▶ [PROBLEM DETAILS] Filter the entries, keeping every line with the word "NASA".

Data extracted from a collection
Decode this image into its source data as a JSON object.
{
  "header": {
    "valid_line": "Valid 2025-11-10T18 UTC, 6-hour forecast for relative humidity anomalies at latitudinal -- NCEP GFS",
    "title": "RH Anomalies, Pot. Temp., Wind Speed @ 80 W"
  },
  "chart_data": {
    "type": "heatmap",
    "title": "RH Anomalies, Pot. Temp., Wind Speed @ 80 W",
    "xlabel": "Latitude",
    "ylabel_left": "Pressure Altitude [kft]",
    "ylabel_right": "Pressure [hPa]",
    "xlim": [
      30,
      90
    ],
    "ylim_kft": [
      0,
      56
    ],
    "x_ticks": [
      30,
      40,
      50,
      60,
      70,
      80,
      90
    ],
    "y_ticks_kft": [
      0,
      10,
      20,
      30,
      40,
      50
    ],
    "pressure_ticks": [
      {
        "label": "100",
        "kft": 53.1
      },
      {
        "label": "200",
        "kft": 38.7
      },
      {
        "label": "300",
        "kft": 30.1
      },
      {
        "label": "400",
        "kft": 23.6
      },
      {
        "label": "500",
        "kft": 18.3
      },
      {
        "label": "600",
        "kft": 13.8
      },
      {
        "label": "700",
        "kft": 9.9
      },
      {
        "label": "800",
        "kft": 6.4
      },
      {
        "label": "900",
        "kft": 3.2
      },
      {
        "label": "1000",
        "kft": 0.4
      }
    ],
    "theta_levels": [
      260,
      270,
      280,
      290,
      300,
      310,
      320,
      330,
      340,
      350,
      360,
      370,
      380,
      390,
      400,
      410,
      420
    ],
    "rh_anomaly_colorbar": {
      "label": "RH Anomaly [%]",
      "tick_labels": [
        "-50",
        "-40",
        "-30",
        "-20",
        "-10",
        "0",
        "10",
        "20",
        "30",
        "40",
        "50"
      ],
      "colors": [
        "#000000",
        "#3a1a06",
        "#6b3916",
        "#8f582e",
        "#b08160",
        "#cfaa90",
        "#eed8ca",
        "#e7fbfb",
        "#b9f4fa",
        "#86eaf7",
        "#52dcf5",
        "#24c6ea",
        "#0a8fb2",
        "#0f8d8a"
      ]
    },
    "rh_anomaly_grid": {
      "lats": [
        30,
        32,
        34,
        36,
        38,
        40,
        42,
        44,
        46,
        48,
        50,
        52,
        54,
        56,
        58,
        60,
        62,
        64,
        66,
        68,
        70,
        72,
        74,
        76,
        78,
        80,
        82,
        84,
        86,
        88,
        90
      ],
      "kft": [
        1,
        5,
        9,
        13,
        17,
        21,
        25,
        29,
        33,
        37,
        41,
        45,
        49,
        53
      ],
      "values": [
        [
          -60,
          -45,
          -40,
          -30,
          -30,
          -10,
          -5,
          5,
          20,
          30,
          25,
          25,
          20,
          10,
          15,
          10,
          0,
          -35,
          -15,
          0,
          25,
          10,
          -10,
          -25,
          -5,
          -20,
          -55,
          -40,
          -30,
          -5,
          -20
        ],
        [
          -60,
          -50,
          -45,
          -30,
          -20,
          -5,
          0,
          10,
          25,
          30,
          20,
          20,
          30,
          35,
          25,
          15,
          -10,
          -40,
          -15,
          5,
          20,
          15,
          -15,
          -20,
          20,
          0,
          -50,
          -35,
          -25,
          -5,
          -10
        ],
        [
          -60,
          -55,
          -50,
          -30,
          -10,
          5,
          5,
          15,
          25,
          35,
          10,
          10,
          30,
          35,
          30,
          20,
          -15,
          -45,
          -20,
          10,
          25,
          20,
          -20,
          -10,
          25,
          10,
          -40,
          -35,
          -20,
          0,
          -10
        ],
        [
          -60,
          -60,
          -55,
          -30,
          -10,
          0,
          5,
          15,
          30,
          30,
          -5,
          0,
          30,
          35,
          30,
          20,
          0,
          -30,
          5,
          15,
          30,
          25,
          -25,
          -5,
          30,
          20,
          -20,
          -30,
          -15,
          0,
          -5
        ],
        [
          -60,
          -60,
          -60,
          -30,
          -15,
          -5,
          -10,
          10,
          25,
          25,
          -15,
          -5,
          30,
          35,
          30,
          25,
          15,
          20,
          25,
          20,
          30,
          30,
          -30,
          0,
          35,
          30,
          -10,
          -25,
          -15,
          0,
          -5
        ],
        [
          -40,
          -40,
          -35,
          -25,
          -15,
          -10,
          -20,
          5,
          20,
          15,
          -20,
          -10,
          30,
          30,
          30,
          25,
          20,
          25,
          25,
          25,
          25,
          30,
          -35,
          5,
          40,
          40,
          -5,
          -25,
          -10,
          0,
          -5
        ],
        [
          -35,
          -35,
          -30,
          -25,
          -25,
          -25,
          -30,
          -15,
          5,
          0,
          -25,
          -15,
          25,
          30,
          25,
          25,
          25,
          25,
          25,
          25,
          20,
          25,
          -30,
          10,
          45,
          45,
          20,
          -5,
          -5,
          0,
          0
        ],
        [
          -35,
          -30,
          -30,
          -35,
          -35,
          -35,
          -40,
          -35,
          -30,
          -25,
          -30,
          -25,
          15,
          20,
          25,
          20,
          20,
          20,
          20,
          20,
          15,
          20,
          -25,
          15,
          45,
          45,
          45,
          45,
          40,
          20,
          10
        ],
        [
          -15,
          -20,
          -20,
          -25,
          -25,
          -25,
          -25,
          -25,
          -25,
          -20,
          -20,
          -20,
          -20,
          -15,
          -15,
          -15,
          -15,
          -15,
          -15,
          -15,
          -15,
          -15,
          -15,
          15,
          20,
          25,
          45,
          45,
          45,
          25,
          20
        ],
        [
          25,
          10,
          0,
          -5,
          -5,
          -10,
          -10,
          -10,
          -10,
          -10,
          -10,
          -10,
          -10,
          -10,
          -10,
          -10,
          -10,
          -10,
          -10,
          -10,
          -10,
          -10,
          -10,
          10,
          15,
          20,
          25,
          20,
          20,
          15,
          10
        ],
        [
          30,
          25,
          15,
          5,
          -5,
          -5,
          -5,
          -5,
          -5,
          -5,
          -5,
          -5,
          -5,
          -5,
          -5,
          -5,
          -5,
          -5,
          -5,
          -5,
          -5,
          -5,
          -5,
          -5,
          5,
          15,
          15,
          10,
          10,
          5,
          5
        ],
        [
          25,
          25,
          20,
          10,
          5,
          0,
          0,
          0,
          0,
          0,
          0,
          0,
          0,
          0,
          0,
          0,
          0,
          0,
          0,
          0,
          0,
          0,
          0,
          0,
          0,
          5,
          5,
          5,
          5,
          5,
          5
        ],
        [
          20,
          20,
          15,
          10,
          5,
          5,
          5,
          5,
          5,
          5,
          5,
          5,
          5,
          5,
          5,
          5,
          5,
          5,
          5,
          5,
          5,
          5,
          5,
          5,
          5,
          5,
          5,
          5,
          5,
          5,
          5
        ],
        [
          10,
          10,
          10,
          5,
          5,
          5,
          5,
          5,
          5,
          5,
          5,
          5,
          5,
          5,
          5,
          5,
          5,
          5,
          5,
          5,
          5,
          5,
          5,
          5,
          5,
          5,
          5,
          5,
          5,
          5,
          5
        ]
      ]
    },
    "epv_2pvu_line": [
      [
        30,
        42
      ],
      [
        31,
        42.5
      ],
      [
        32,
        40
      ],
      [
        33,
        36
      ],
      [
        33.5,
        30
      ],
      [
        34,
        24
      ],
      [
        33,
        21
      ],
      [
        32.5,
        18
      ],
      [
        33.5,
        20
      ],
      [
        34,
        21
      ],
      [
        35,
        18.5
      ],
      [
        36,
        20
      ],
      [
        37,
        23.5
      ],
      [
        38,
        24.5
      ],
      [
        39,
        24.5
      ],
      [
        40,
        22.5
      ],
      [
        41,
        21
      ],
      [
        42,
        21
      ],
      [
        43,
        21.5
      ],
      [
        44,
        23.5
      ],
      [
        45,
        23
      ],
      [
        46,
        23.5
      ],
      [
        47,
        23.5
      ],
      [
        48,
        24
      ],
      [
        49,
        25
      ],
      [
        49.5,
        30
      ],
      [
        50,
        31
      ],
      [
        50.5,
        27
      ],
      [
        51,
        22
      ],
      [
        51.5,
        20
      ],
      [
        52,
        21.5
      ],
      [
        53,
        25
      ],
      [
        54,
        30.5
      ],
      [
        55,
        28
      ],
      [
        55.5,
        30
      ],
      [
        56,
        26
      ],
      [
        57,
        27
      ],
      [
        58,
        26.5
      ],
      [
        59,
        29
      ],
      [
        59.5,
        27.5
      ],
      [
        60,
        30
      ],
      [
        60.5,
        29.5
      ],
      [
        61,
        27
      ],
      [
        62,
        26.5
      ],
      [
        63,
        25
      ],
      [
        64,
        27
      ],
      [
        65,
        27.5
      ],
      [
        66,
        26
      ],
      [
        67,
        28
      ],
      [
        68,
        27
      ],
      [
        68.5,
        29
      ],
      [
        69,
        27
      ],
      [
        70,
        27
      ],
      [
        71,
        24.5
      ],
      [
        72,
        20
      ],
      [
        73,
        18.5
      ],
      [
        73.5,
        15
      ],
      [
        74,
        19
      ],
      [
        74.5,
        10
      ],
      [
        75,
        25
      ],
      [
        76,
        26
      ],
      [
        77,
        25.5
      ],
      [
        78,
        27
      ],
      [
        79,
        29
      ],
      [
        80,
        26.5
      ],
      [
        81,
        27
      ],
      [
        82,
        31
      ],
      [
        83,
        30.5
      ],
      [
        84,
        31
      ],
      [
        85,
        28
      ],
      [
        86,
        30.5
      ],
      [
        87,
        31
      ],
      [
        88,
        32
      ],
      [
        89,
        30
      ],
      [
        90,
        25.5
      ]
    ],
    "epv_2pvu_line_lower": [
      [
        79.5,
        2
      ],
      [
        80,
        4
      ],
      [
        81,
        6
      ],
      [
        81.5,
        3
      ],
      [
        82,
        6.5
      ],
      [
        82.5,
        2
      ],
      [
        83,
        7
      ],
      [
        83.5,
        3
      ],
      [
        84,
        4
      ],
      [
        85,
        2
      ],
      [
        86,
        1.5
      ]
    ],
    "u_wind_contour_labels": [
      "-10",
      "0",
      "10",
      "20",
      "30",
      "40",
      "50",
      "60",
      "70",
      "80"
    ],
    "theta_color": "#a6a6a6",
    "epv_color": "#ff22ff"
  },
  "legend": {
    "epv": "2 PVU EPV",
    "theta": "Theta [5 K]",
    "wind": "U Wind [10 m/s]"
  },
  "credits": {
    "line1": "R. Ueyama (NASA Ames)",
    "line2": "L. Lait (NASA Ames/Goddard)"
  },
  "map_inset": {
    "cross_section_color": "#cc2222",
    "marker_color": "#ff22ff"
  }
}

▶ [SOLUTION BELOW]
    "line1": "R. Ueyama (NASA Ames)",
    "line2": "L. Lait (NASA Ames/Goddard)"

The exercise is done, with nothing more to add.